— DATA FOR PROCESSING —
=======
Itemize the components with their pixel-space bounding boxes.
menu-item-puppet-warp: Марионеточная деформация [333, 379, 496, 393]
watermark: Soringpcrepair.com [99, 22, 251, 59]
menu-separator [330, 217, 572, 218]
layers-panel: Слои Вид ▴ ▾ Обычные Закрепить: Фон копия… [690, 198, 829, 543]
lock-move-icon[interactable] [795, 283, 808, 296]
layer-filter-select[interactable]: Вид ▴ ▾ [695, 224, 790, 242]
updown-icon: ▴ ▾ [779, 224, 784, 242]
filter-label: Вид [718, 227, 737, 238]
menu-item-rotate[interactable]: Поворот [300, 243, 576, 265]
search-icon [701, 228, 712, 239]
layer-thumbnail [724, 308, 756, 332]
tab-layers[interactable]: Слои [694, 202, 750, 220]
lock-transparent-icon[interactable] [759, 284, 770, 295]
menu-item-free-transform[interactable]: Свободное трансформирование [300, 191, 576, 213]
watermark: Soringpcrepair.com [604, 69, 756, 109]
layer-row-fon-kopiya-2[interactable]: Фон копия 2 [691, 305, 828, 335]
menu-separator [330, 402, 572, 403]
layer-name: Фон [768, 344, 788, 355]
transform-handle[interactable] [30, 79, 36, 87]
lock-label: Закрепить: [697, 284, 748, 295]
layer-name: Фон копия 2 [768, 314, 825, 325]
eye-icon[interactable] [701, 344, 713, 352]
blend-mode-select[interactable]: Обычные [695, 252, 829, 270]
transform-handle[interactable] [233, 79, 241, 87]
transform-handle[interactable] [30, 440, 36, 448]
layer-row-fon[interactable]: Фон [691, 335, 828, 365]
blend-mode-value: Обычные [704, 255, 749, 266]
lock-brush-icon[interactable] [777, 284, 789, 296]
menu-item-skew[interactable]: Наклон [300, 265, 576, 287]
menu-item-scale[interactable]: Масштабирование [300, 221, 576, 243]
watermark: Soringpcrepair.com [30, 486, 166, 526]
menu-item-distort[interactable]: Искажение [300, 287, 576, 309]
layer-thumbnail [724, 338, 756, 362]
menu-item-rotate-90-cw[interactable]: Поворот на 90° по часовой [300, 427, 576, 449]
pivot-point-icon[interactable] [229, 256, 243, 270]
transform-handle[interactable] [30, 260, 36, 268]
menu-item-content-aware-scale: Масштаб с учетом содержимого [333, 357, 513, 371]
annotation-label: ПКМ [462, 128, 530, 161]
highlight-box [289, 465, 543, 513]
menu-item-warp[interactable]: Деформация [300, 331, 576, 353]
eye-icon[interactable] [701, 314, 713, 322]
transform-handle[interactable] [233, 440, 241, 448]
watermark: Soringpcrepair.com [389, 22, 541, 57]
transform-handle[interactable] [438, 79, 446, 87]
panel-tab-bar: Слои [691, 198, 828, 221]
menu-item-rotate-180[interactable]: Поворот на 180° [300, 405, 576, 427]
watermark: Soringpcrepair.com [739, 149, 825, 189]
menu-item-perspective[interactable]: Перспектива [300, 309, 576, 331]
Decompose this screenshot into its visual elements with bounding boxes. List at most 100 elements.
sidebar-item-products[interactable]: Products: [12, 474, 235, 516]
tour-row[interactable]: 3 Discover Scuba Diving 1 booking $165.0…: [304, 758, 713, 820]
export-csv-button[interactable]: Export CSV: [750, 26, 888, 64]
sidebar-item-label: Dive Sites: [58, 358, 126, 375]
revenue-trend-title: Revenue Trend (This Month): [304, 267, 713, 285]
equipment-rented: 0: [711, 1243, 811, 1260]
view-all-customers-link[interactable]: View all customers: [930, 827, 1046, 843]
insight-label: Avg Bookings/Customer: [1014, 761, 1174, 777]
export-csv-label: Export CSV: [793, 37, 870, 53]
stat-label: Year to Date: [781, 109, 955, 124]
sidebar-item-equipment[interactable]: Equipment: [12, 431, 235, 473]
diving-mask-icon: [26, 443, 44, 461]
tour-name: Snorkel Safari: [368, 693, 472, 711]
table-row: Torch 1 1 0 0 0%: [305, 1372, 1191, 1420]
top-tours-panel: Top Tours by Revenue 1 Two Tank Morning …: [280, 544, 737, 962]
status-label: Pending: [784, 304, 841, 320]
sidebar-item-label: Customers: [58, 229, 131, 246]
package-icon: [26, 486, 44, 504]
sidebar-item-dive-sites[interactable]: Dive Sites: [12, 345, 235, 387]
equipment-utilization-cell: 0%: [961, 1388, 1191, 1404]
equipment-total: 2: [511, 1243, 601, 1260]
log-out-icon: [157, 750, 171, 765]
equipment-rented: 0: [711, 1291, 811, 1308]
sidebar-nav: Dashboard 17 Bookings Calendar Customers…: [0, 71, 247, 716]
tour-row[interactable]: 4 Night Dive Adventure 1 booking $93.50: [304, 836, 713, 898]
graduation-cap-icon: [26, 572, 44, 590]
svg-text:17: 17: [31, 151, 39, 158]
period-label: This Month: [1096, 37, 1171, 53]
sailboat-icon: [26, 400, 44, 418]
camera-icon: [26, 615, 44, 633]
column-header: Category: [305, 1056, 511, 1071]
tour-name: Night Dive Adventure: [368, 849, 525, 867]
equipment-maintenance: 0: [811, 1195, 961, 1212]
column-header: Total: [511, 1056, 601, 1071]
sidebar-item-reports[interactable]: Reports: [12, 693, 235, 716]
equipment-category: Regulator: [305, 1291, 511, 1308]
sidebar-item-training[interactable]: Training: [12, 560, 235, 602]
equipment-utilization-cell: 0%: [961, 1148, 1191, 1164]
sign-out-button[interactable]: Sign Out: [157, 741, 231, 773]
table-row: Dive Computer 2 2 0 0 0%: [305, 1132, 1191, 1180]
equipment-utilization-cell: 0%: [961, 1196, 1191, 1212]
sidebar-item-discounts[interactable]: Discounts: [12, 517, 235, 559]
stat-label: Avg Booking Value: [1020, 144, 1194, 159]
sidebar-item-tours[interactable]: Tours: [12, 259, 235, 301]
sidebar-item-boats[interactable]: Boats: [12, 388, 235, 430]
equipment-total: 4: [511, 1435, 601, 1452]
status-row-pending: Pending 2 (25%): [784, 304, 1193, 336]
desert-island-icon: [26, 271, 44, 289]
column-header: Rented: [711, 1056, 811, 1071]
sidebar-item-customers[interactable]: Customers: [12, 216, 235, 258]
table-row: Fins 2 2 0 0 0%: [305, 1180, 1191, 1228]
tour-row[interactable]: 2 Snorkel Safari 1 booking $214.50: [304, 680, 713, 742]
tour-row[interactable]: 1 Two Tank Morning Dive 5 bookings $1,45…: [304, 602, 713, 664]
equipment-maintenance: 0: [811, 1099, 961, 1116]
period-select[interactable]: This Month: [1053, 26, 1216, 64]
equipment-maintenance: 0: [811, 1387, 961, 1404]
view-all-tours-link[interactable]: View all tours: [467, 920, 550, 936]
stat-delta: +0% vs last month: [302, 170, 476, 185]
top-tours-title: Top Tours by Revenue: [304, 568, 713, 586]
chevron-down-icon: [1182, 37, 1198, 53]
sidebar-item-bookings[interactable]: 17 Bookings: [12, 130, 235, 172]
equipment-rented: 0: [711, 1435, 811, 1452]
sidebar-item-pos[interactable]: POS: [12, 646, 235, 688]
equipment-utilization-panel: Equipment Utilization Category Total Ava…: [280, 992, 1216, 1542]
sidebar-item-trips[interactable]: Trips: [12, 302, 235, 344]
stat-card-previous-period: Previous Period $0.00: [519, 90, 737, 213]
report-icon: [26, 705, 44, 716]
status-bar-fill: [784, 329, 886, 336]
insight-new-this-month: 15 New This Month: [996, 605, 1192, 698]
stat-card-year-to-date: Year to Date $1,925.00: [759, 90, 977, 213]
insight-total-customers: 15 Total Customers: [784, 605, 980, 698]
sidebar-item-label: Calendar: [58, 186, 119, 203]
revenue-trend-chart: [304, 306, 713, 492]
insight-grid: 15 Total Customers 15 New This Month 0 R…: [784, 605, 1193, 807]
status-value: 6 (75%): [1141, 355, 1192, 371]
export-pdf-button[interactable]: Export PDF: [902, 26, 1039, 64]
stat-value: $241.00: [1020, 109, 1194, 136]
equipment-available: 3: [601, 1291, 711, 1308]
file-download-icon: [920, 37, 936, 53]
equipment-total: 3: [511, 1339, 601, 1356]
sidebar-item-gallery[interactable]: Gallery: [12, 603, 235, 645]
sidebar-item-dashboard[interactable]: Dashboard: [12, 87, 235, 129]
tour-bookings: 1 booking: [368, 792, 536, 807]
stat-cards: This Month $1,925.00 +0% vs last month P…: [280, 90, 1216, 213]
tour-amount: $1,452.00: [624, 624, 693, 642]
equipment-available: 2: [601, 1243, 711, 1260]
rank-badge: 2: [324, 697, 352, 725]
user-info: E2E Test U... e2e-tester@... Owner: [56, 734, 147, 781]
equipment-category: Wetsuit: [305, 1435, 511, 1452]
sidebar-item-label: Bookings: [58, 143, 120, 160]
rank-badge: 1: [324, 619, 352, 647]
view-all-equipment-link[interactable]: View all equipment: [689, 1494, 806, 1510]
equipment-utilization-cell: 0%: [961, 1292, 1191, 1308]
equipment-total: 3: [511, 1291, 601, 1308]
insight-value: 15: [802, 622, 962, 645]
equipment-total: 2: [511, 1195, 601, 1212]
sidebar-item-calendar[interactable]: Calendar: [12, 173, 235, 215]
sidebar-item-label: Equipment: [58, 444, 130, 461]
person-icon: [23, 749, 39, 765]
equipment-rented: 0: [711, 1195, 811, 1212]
=======
Rewrite the items from the first line through the line containing "transform-handle[interactable] [30, 260, 36, 268]", inclusive, with every "watermark" renamed to "overlay-text" and nothing else changed.

— WRITTEN ANSWER —
Itemize the components with their pixel-space bounding boxes.
menu-item-puppet-warp: Марионеточная деформация [333, 379, 496, 393]
overlay-text: Soringpcrepair.com [99, 22, 251, 59]
menu-separator [330, 217, 572, 218]
layers-panel: Слои Вид ▴ ▾ Обычные Закрепить: Фон копия… [690, 198, 829, 543]
lock-move-icon[interactable] [795, 283, 808, 296]
layer-filter-select[interactable]: Вид ▴ ▾ [695, 224, 790, 242]
updown-icon: ▴ ▾ [779, 224, 784, 242]
filter-label: Вид [718, 227, 737, 238]
menu-item-rotate[interactable]: Поворот [300, 243, 576, 265]
search-icon [701, 228, 712, 239]
layer-thumbnail [724, 308, 756, 332]
tab-layers[interactable]: Слои [694, 202, 750, 220]
lock-transparent-icon[interactable] [759, 284, 770, 295]
menu-item-free-transform[interactable]: Свободное трансформирование [300, 191, 576, 213]
overlay-text: Soringpcrepair.com [604, 69, 756, 109]
layer-row-fon-kopiya-2[interactable]: Фон копия 2 [691, 305, 828, 335]
menu-separator [330, 402, 572, 403]
layer-name: Фон [768, 344, 788, 355]
transform-handle[interactable] [30, 79, 36, 87]
lock-label: Закрепить: [697, 284, 748, 295]
layer-name: Фон копия 2 [768, 314, 825, 325]
eye-icon[interactable] [701, 344, 713, 352]
blend-mode-select[interactable]: Обычные [695, 252, 829, 270]
transform-handle[interactable] [233, 79, 241, 87]
transform-handle[interactable] [30, 440, 36, 448]
layer-row-fon[interactable]: Фон [691, 335, 828, 365]
blend-mode-value: Обычные [704, 255, 749, 266]
lock-brush-icon[interactable] [777, 284, 789, 296]
menu-item-skew[interactable]: Наклон [300, 265, 576, 287]
menu-item-scale[interactable]: Масштабирование [300, 221, 576, 243]
overlay-text: Soringpcrepair.com [30, 486, 166, 526]
menu-item-distort[interactable]: Искажение [300, 287, 576, 309]
layer-thumbnail [724, 338, 756, 362]
menu-item-rotate-90-cw[interactable]: Поворот на 90° по часовой [300, 427, 576, 449]
pivot-point-icon[interactable] [229, 256, 243, 270]
transform-handle[interactable] [30, 260, 36, 268]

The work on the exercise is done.